■ **Task objective**: Here are some records; return them all exactly.

Stored records
----------

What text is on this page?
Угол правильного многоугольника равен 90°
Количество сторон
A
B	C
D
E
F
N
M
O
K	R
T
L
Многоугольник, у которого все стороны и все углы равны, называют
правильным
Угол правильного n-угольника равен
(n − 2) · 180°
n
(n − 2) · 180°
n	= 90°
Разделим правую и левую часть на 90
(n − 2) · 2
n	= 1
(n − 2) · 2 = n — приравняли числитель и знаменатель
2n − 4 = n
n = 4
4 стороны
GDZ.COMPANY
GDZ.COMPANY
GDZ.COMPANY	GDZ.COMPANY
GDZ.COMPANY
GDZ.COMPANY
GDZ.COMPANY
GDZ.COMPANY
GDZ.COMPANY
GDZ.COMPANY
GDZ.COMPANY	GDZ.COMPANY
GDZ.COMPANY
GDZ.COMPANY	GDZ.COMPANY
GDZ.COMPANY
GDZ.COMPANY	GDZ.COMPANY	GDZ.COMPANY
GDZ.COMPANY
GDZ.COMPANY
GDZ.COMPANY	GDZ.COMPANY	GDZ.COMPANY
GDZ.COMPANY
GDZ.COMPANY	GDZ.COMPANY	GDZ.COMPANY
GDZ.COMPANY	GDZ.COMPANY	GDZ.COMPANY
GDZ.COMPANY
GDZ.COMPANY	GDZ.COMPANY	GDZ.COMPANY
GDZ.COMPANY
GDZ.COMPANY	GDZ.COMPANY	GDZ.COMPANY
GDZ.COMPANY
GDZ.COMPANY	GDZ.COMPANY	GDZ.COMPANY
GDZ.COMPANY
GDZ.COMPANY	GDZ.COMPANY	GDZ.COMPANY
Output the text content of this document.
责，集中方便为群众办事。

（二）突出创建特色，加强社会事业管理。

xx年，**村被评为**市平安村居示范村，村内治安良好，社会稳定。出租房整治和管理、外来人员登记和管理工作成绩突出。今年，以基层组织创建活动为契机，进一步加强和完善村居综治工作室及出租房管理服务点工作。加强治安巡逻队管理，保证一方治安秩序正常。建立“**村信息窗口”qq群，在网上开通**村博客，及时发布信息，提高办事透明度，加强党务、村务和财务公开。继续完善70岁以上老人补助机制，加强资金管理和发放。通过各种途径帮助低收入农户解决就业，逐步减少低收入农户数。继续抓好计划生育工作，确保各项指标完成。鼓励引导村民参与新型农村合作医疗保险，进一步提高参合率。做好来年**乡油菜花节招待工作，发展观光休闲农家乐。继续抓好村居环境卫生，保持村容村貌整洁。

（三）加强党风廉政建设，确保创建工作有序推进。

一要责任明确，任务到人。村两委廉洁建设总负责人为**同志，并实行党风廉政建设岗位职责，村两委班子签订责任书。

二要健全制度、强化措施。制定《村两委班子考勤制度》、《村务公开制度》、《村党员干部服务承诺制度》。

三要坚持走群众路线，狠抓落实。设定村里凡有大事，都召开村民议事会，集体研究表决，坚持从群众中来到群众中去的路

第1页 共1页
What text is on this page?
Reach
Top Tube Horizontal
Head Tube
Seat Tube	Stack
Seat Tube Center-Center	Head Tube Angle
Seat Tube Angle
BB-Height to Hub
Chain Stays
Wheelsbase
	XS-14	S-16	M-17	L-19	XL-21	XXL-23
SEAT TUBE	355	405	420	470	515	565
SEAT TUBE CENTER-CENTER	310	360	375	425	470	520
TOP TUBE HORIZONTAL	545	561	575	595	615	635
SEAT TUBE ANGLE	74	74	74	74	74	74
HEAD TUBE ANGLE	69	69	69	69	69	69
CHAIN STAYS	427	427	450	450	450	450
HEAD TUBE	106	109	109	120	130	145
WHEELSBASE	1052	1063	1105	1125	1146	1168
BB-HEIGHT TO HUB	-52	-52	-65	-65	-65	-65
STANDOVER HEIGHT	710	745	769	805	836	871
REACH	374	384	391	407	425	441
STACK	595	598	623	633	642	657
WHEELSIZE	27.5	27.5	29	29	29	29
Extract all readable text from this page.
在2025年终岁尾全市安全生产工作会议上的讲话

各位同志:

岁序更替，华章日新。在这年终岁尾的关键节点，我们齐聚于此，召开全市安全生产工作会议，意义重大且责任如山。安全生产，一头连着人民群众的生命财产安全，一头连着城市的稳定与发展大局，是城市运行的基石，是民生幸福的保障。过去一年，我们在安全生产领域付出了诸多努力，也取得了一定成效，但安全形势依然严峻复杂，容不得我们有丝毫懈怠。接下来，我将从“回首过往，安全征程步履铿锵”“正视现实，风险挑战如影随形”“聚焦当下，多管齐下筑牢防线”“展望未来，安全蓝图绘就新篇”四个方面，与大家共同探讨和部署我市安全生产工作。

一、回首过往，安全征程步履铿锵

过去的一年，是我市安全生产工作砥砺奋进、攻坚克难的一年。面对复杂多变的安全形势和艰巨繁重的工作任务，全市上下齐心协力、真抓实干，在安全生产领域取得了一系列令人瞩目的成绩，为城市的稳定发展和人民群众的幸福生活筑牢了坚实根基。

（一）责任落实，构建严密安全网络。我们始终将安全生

----------

■ **Task result**:
What text is on this page?
Угол правильного многоугольника равен 90°
Количество сторон
A
B	C
D
E
F
N
M
O
K	R
T
L
Многоугольник, у которого все стороны и все углы равны, называют
правильным
Угол правильного n-угольника равен
(n − 2) · 180°
n
(n − 2) · 180°
n	= 90°
Разделим правую и левую часть на 90
(n − 2) · 2
n	= 1
(n − 2) · 2 = n — приравняли числитель и знаменатель
2n − 4 = n
n = 4
4 стороны
GDZ.COMPANY
GDZ.COMPANY
GDZ.COMPANY	GDZ.COMPANY
GDZ.COMPANY
GDZ.COMPANY
GDZ.COMPANY
GDZ.COMPANY
GDZ.COMPANY
GDZ.COMPANY
GDZ.COMPANY	GDZ.COMPANY
GDZ.COMPANY
GDZ.COMPANY	GDZ.COMPANY
GDZ.COMPANY
GDZ.COMPANY	GDZ.COMPANY	GDZ.COMPANY
GDZ.COMPANY
GDZ.COMPANY
GDZ.COMPANY	GDZ.COMPANY	GDZ.COMPANY
GDZ.COMPANY
GDZ.COMPANY	GDZ.COMPANY	GDZ.COMPANY
GDZ.COMPANY	GDZ.COMPANY	GDZ.COMPANY
GDZ.COMPANY
GDZ.COMPANY	GDZ.COMPANY	GDZ.COMPANY
GDZ.COMPANY
GDZ.COMPANY	GDZ.COMPANY	GDZ.COMPANY
GDZ.COMPANY
GDZ.COMPANY	GDZ.COMPANY	GDZ.COMPANY
GDZ.COMPANY
GDZ.COMPANY	GDZ.COMPANY	GDZ.COMPANY
Output the text content of this document.
责，集中方便为群众办事。

（二）突出创建特色，加强社会事业管理。

xx年，**村被评为**市平安村居示范村，村内治安良好，社会稳定。出租房整治和管理、外来人员登记和管理工作成绩突出。今年，以基层组织创建活动为契机，进一步加强和完善村居综治工作室及出租房管理服务点工作。加强治安巡逻队管理，保证一方治安秩序正常。建立“**村信息窗口”qq群，在网上开通**村博客，及时发布信息，提高办事透明度，加强党务、村务和财务公开。继续完善70岁以上老人补助机制，加强资金管理和发放。通过各种途径帮助低收入农户解决就业，逐步减少低收入农户数。继续抓好计划生育工作，确保各项指标完成。鼓励引导村民参与新型农村合作医疗保险，进一步提高参合率。做好来年**乡油菜花节招待工作，发展观光休闲农家乐。继续抓好村居环境卫生，保持村容村貌整洁。

（三）加强党风廉政建设，确保创建工作有序推进。

一要责任明确，任务到人。村两委廉洁建设总负责人为**同志，并实行党风廉政建设岗位职责，村两委班子签订责任书。

二要健全制度、强化措施。制定《村两委班子考勤制度》、《村务公开制度》、《村党员干部服务承诺制度》。

三要坚持走群众路线，狠抓落实。设定村里凡有大事，都召开村民议事会，集体研究表决，坚持从群众中来到群众中去的路

第1页 共1页
What text is on this page?
Reach
Top Tube Horizontal
Head Tube
Seat Tube	Stack
Seat Tube Center-Center	Head Tube Angle
Seat Tube Angle
BB-Height to Hub
Chain Stays
Wheelsbase
	XS-14	S-16	M-17	L-19	XL-21	XXL-23
SEAT TUBE	355	405	420	470	515	565
SEAT TUBE CENTER-CENTER	310	360	375	425	470	520
TOP TUBE HORIZONTAL	545	561	575	595	615	635
SEAT TUBE ANGLE	74	74	74	74	74	74
HEAD TUBE ANGLE	69	69	69	69	69	69
CHAIN STAYS	427	427	450	450	450	450
HEAD TUBE	106	109	109	120	130	145
WHEELSBASE	1052	1063	1105	1125	1146	1168
BB-HEIGHT TO HUB	-52	-52	-65	-65	-65	-65
STANDOVER HEIGHT	710	745	769	805	836	871
REACH	374	384	391	407	425	441
STACK	595	598	623	633	642	657
WHEELSIZE	27.5	27.5	29	29	29	29
Extract all readable text from this page.
在2025年终岁尾全市安全生产工作会议上的讲话

各位同志:

岁序更替，华章日新。在这年终岁尾的关键节点，我们齐聚于此，召开全市安全生产工作会议，意义重大且责任如山。安全生产，一头连着人民群众的生命财产安全，一头连着城市的稳定与发展大局，是城市运行的基石，是民生幸福的保障。过去一年，我们在安全生产领域付出了诸多努力，也取得了一定成效，但安全形势依然严峻复杂，容不得我们有丝毫懈怠。接下来，我将从“回首过往，安全征程步履铿锵”“正视现实，风险挑战如影随形”“聚焦当下，多管齐下筑牢防线”“展望未来，安全蓝图绘就新篇”四个方面，与大家共同探讨和部署我市安全生产工作。

一、回首过往，安全征程步履铿锵

过去的一年，是我市安全生产工作砥砺奋进、攻坚克难的一年。面对复杂多变的安全形势和艰巨繁重的工作任务，全市上下齐心协力、真抓实干，在安全生产领域取得了一系列令人瞩目的成绩，为城市的稳定发展和人民群众的幸福生活筑牢了坚实根基。

（一）责任落实，构建严密安全网络。我们始终将安全生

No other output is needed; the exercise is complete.